### Aim of the task
Copy whichever lines contain the string "beaucoup".

### Material provided
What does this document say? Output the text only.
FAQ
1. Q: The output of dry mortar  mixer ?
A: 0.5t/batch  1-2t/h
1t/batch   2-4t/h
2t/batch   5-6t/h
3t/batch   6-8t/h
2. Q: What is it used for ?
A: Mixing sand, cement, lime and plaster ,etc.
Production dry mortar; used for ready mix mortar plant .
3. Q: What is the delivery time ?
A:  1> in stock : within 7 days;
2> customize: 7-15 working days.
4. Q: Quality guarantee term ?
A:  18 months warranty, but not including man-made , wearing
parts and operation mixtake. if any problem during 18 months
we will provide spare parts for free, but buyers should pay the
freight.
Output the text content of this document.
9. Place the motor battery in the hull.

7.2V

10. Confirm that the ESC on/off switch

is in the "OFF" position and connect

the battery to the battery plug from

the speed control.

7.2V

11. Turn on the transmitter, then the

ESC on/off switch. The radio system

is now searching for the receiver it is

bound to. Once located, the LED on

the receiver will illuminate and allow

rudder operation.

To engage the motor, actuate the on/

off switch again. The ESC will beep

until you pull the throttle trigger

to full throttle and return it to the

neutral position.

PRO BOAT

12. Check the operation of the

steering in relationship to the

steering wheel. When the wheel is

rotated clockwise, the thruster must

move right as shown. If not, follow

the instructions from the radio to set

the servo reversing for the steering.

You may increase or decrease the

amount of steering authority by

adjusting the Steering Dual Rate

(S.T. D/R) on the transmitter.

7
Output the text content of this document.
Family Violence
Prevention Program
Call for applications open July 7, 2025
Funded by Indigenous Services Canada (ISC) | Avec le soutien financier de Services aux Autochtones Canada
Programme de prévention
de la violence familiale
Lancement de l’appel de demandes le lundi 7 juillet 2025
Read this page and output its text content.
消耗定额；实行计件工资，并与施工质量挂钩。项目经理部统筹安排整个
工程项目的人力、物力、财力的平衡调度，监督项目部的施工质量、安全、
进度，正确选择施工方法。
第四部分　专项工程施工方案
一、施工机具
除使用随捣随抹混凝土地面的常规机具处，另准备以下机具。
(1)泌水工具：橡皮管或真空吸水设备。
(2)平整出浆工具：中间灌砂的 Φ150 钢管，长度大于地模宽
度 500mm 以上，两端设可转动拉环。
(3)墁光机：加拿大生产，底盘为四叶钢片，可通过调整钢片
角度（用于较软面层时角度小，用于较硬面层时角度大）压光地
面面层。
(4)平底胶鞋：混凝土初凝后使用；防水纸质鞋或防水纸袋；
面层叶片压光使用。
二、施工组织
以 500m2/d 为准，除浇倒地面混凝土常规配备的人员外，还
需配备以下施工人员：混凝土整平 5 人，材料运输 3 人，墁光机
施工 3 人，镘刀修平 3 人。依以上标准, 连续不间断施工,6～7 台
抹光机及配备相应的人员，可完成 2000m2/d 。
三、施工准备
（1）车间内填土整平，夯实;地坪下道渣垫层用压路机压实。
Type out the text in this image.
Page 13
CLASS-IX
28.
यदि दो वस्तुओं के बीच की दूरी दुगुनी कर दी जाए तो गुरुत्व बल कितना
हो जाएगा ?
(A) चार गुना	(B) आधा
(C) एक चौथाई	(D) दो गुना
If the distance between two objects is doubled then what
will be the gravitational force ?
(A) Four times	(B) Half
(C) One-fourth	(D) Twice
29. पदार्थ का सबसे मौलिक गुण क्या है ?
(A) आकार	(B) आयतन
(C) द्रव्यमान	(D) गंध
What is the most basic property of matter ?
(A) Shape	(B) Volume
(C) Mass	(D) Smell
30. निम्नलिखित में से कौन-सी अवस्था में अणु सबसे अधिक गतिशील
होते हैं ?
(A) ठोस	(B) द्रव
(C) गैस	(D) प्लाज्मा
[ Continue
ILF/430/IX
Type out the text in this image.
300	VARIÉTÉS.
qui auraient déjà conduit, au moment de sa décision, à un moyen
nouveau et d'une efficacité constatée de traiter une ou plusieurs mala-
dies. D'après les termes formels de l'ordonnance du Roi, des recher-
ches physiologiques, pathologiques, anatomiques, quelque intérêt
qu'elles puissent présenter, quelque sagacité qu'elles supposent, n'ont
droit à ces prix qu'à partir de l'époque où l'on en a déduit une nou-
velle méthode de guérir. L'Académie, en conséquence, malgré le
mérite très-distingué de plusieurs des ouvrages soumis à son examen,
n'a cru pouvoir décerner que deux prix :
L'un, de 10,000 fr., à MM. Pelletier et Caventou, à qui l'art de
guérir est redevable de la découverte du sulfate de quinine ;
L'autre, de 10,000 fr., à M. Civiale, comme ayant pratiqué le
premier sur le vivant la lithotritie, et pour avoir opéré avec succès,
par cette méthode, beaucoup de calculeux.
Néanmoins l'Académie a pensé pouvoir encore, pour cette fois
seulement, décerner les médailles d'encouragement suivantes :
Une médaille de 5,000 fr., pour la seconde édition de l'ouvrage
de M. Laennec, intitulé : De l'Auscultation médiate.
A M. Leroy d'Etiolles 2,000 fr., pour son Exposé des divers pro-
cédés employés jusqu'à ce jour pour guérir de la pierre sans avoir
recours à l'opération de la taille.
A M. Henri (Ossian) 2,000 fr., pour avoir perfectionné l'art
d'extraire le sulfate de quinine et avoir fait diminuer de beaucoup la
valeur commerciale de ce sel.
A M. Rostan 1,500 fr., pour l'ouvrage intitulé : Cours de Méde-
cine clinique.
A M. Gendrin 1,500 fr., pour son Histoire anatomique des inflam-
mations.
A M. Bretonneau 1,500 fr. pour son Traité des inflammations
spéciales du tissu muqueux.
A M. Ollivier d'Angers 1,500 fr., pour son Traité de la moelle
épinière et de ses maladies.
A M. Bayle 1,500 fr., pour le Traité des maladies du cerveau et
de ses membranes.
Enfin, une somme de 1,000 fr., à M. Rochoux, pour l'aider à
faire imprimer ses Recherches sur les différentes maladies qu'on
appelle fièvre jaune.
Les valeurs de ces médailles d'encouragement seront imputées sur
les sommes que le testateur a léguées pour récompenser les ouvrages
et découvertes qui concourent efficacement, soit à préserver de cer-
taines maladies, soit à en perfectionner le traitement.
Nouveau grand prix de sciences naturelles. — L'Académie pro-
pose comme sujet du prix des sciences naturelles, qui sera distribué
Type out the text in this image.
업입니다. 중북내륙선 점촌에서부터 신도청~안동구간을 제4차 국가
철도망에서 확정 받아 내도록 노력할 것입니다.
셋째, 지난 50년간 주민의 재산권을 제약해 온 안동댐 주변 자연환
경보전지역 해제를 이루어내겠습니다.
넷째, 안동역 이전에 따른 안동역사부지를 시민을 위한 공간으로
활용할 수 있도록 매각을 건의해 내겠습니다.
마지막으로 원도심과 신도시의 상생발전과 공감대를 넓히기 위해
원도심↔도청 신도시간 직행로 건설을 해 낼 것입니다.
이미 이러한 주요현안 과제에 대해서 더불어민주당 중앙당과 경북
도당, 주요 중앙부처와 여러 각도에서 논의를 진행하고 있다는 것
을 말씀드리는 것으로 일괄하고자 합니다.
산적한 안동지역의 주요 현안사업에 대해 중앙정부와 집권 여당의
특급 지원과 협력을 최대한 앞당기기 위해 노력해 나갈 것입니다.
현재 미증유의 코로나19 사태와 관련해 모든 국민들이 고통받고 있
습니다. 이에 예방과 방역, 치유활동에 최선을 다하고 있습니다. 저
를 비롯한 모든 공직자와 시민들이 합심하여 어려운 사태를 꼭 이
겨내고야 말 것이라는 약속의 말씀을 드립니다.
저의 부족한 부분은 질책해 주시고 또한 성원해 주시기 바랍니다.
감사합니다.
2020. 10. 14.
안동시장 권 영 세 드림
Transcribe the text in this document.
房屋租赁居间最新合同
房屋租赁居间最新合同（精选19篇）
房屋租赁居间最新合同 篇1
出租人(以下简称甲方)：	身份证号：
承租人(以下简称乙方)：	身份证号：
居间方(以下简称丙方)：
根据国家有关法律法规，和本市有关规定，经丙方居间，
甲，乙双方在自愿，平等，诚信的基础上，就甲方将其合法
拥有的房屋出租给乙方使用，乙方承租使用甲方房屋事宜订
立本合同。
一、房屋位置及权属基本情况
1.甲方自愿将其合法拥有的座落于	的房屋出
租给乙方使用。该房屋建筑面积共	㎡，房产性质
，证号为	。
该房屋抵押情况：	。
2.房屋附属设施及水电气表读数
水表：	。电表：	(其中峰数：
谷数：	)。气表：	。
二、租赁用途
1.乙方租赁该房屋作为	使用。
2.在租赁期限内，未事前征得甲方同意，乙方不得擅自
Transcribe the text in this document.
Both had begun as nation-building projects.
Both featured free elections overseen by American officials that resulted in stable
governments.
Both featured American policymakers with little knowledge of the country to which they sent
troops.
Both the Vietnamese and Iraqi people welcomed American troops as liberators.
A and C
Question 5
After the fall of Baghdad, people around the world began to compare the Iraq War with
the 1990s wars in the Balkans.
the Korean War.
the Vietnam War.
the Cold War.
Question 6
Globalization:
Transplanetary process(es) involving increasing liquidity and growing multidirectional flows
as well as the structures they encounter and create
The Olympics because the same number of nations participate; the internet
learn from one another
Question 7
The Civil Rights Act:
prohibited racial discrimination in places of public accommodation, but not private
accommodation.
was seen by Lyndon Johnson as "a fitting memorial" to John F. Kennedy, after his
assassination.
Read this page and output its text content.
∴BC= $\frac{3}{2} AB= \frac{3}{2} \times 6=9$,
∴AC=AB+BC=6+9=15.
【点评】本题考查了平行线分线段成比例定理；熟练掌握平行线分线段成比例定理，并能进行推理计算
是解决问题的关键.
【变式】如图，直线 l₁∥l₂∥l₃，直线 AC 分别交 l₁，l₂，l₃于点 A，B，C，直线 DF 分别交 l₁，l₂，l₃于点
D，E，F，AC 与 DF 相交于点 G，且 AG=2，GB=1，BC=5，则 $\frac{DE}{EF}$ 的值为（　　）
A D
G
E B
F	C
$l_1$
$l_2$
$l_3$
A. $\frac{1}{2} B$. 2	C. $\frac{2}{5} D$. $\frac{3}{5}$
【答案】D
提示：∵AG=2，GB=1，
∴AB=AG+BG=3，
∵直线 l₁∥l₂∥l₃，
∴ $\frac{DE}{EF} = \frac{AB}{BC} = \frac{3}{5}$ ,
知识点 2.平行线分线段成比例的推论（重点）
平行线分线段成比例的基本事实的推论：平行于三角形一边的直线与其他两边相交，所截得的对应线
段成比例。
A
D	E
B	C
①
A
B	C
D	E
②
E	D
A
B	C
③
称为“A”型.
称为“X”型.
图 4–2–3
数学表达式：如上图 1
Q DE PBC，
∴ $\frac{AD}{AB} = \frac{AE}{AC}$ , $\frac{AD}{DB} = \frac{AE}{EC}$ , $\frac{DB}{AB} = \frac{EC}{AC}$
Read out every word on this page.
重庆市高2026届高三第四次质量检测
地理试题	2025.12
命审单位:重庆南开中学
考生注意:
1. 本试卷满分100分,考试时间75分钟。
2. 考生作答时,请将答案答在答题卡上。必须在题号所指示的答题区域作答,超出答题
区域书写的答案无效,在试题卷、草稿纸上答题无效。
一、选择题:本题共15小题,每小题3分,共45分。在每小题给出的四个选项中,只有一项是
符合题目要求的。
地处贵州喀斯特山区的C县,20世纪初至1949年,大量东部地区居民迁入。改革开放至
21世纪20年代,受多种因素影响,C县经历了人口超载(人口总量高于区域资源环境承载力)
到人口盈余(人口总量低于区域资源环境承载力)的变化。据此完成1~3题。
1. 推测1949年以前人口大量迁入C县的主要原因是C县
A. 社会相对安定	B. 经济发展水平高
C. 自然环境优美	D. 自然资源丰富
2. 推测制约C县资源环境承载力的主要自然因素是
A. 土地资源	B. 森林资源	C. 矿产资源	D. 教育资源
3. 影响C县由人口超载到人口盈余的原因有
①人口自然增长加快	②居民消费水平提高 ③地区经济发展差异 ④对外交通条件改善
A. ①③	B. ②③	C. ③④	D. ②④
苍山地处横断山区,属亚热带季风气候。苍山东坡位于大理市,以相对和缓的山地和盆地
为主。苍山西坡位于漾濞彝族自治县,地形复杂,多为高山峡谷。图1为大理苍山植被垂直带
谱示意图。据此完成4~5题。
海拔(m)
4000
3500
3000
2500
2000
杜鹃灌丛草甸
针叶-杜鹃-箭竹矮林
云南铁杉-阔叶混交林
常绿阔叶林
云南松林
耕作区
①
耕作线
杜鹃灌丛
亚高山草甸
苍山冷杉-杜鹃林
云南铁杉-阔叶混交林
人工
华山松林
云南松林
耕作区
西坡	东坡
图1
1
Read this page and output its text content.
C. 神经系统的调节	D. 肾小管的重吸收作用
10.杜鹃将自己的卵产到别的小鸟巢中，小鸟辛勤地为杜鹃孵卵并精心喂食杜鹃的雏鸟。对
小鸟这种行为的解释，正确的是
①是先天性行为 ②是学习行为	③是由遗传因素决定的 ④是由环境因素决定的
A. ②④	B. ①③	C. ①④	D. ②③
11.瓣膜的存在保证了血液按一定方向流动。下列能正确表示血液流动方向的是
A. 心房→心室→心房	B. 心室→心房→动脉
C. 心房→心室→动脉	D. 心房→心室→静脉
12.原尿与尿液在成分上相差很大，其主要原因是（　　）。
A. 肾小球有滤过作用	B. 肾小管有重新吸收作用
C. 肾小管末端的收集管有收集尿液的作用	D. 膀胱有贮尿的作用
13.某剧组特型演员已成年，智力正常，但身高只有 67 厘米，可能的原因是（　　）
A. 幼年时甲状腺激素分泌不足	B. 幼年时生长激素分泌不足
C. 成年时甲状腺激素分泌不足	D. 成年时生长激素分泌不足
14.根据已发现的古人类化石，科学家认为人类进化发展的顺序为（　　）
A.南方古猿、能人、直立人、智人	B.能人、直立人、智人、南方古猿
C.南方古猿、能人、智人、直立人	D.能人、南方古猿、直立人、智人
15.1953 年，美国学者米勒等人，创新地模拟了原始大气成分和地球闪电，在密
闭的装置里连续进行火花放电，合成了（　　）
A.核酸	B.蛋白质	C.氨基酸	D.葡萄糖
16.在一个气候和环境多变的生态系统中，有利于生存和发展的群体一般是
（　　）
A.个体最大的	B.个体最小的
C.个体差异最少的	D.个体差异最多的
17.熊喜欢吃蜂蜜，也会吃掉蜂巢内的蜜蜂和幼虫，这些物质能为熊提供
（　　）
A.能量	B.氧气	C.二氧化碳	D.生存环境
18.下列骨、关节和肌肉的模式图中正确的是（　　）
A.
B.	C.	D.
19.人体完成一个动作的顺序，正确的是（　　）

### Solution to the exercise
par cette méthode, beaucoup de calculeux.
d'extraire le sulfate de quinine et avoir fait diminuer de beaucoup la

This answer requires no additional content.